SET TASK: Set the data down again, exactly as it reads, but without the pictures.

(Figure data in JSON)

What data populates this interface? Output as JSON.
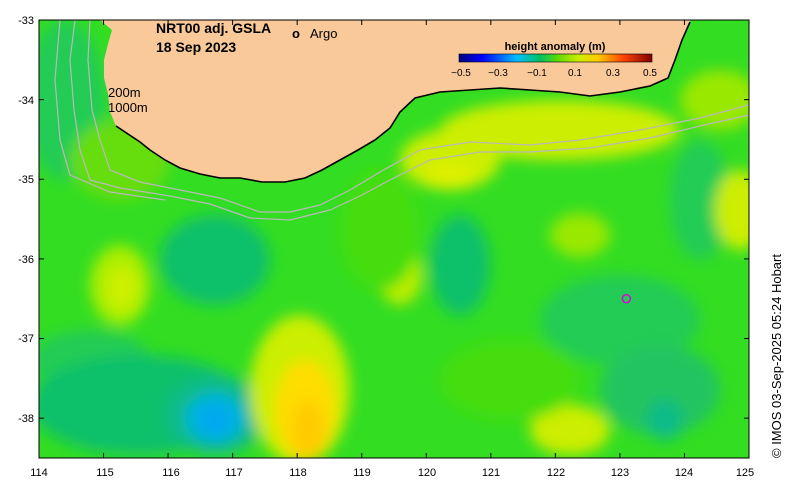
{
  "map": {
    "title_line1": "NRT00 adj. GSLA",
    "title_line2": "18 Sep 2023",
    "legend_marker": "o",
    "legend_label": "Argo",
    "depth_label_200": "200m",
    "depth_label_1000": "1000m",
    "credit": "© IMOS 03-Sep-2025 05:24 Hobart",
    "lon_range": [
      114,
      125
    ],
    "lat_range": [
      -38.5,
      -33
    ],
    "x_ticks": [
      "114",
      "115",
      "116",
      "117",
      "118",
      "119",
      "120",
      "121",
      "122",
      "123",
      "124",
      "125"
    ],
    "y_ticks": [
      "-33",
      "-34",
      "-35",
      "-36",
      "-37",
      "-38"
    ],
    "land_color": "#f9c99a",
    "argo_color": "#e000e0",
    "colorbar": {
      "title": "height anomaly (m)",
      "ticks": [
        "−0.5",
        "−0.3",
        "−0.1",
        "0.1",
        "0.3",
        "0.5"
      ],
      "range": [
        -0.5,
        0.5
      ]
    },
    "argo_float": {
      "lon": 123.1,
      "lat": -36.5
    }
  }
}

WRITTEN RESPONSE:
What data populates this interface? Output as JSON.
{
  "map": {
    "title_line1": "NRT00 adj. GSLA",
    "title_line2": "18 Sep 2023",
    "legend_marker": "o",
    "legend_label": "Argo",
    "depth_label_200": "200m",
    "depth_label_1000": "1000m",
    "credit": "© IMOS 03-Sep-2025 05:24 Hobart",
    "lon_range": [
      114,
      125
    ],
    "lat_range": [
      -38.5,
      -33
    ],
    "x_ticks": [
      "114",
      "115",
      "116",
      "117",
      "118",
      "119",
      "120",
      "121",
      "122",
      "123",
      "124",
      "125"
    ],
    "y_ticks": [
      "-33",
      "-34",
      "-35",
      "-36",
      "-37",
      "-38"
    ],
    "land_color": "#f9c99a",
    "argo_color": "#e000e0",
    "colorbar": {
      "title": "height anomaly (m)",
      "ticks": [
        "−0.5",
        "−0.3",
        "−0.1",
        "0.1",
        "0.3",
        "0.5"
      ],
      "range": [
        -0.5,
        0.5
      ]
    },
    "argo_float": {
      "lon": 123.1,
      "lat": -36.5
    }
  }
}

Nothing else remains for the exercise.